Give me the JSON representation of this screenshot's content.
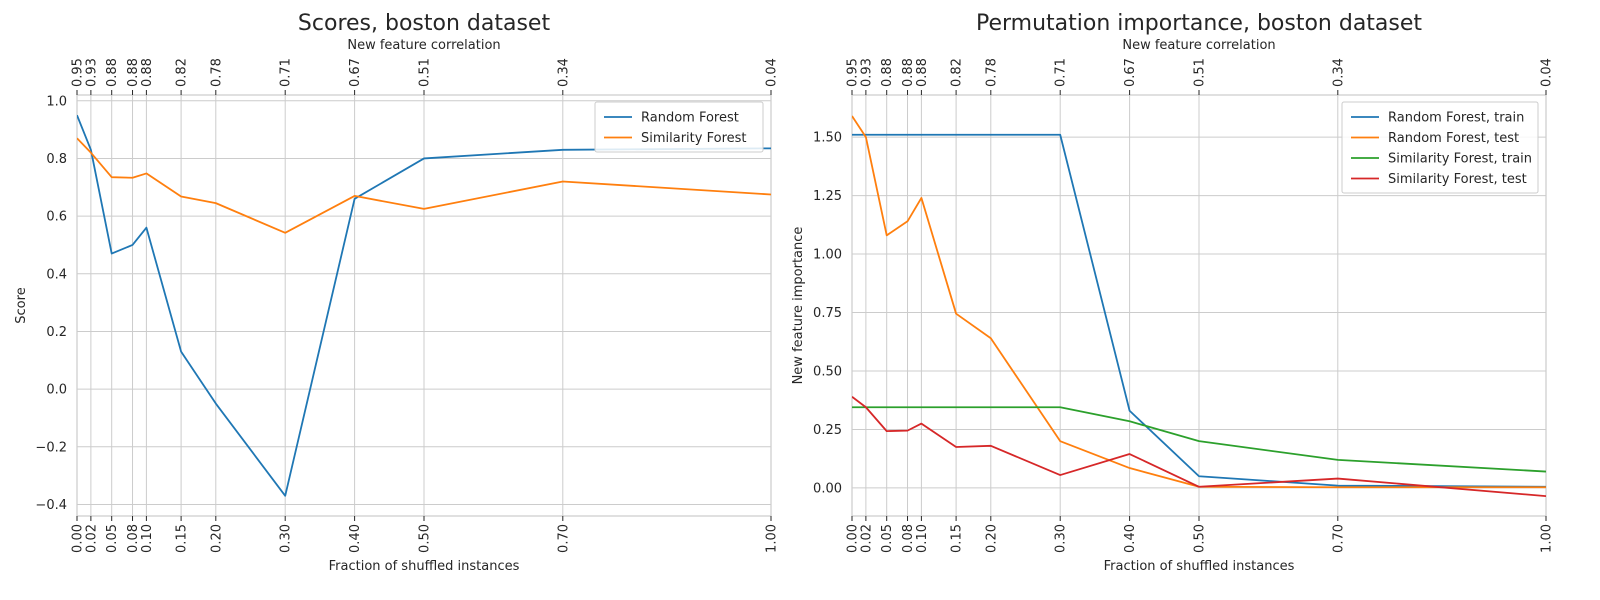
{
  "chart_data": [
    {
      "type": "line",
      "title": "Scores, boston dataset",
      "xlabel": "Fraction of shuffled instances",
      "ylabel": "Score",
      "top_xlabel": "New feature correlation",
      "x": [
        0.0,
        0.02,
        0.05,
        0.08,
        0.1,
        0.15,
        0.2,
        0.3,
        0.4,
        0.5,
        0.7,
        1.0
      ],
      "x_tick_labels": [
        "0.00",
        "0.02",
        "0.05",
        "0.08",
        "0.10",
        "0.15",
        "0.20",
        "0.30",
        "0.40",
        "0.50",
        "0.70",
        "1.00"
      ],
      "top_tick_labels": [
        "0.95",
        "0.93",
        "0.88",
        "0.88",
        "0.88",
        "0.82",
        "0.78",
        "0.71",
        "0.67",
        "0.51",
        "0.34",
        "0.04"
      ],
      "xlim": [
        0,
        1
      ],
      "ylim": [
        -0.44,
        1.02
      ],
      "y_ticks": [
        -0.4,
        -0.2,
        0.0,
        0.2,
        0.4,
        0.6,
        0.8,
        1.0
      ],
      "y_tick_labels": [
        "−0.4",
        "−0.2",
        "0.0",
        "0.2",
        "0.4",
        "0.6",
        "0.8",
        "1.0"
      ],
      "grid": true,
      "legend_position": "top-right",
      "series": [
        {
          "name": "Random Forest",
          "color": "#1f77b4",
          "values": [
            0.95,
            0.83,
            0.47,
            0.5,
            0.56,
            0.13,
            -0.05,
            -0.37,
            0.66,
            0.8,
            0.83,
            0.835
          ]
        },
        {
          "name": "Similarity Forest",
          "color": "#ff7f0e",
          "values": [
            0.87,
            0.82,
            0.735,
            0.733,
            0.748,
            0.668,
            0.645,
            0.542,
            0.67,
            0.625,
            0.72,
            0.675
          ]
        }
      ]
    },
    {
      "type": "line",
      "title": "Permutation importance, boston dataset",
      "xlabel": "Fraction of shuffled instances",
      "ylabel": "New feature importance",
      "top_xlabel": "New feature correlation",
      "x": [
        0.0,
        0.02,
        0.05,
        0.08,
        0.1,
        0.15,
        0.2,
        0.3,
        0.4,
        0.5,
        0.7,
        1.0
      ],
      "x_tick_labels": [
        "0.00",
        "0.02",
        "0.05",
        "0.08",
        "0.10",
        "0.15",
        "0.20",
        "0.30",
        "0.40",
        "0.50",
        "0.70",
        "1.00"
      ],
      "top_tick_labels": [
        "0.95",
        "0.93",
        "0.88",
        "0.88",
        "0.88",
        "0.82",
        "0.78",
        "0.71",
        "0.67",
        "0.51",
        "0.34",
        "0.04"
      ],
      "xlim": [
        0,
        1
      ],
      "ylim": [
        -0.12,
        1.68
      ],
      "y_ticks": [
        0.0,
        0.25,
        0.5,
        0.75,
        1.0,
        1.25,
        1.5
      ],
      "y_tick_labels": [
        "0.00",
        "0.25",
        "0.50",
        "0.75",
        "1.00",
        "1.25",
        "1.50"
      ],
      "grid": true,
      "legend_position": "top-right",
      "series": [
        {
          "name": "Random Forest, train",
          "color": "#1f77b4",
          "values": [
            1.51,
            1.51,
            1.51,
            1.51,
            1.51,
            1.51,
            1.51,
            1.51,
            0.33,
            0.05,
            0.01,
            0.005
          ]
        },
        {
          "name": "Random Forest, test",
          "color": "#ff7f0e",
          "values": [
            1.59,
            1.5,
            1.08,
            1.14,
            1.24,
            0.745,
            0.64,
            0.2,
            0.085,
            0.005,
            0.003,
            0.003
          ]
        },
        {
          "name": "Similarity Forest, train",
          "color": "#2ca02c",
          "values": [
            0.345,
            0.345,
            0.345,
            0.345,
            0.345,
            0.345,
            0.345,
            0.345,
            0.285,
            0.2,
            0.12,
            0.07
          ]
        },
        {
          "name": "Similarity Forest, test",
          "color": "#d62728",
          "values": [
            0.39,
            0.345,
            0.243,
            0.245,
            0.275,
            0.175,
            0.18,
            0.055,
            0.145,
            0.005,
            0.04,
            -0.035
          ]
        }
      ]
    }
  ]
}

• • • • •

- TASK TO CARRY OUT
Pictures stay out of the copy; please restate every record above exactly.

- EXERCISE ANSWER
Give me the JSON representation of this screenshot's content.
{
  "chart_data": [
    {
      "type": "line",
      "title": "Scores, boston dataset",
      "xlabel": "Fraction of shuffled instances",
      "ylabel": "Score",
      "top_xlabel": "New feature correlation",
      "x": [
        0.0,
        0.02,
        0.05,
        0.08,
        0.1,
        0.15,
        0.2,
        0.3,
        0.4,
        0.5,
        0.7,
        1.0
      ],
      "x_tick_labels": [
        "0.00",
        "0.02",
        "0.05",
        "0.08",
        "0.10",
        "0.15",
        "0.20",
        "0.30",
        "0.40",
        "0.50",
        "0.70",
        "1.00"
      ],
      "top_tick_labels": [
        "0.95",
        "0.93",
        "0.88",
        "0.88",
        "0.88",
        "0.82",
        "0.78",
        "0.71",
        "0.67",
        "0.51",
        "0.34",
        "0.04"
      ],
      "xlim": [
        0,
        1
      ],
      "ylim": [
        -0.44,
        1.02
      ],
      "y_ticks": [
        -0.4,
        -0.2,
        0.0,
        0.2,
        0.4,
        0.6,
        0.8,
        1.0
      ],
      "y_tick_labels": [
        "−0.4",
        "−0.2",
        "0.0",
        "0.2",
        "0.4",
        "0.6",
        "0.8",
        "1.0"
      ],
      "grid": true,
      "legend_position": "top-right",
      "series": [
        {
          "name": "Random Forest",
          "color": "#1f77b4",
          "values": [
            0.95,
            0.83,
            0.47,
            0.5,
            0.56,
            0.13,
            -0.05,
            -0.37,
            0.66,
            0.8,
            0.83,
            0.835
          ]
        },
        {
          "name": "Similarity Forest",
          "color": "#ff7f0e",
          "values": [
            0.87,
            0.82,
            0.735,
            0.733,
            0.748,
            0.668,
            0.645,
            0.542,
            0.67,
            0.625,
            0.72,
            0.675
          ]
        }
      ]
    },
    {
      "type": "line",
      "title": "Permutation importance, boston dataset",
      "xlabel": "Fraction of shuffled instances",
      "ylabel": "New feature importance",
      "top_xlabel": "New feature correlation",
      "x": [
        0.0,
        0.02,
        0.05,
        0.08,
        0.1,
        0.15,
        0.2,
        0.3,
        0.4,
        0.5,
        0.7,
        1.0
      ],
      "x_tick_labels": [
        "0.00",
        "0.02",
        "0.05",
        "0.08",
        "0.10",
        "0.15",
        "0.20",
        "0.30",
        "0.40",
        "0.50",
        "0.70",
        "1.00"
      ],
      "top_tick_labels": [
        "0.95",
        "0.93",
        "0.88",
        "0.88",
        "0.88",
        "0.82",
        "0.78",
        "0.71",
        "0.67",
        "0.51",
        "0.34",
        "0.04"
      ],
      "xlim": [
        0,
        1
      ],
      "ylim": [
        -0.12,
        1.68
      ],
      "y_ticks": [
        0.0,
        0.25,
        0.5,
        0.75,
        1.0,
        1.25,
        1.5
      ],
      "y_tick_labels": [
        "0.00",
        "0.25",
        "0.50",
        "0.75",
        "1.00",
        "1.25",
        "1.50"
      ],
      "grid": true,
      "legend_position": "top-right",
      "series": [
        {
          "name": "Random Forest, train",
          "color": "#1f77b4",
          "values": [
            1.51,
            1.51,
            1.51,
            1.51,
            1.51,
            1.51,
            1.51,
            1.51,
            0.33,
            0.05,
            0.01,
            0.005
          ]
        },
        {
          "name": "Random Forest, test",
          "color": "#ff7f0e",
          "values": [
            1.59,
            1.5,
            1.08,
            1.14,
            1.24,
            0.745,
            0.64,
            0.2,
            0.085,
            0.005,
            0.003,
            0.003
          ]
        },
        {
          "name": "Similarity Forest, train",
          "color": "#2ca02c",
          "values": [
            0.345,
            0.345,
            0.345,
            0.345,
            0.345,
            0.345,
            0.345,
            0.345,
            0.285,
            0.2,
            0.12,
            0.07
          ]
        },
        {
          "name": "Similarity Forest, test",
          "color": "#d62728",
          "values": [
            0.39,
            0.345,
            0.243,
            0.245,
            0.275,
            0.175,
            0.18,
            0.055,
            0.145,
            0.005,
            0.04,
            -0.035
          ]
        }
      ]
    }
  ]
}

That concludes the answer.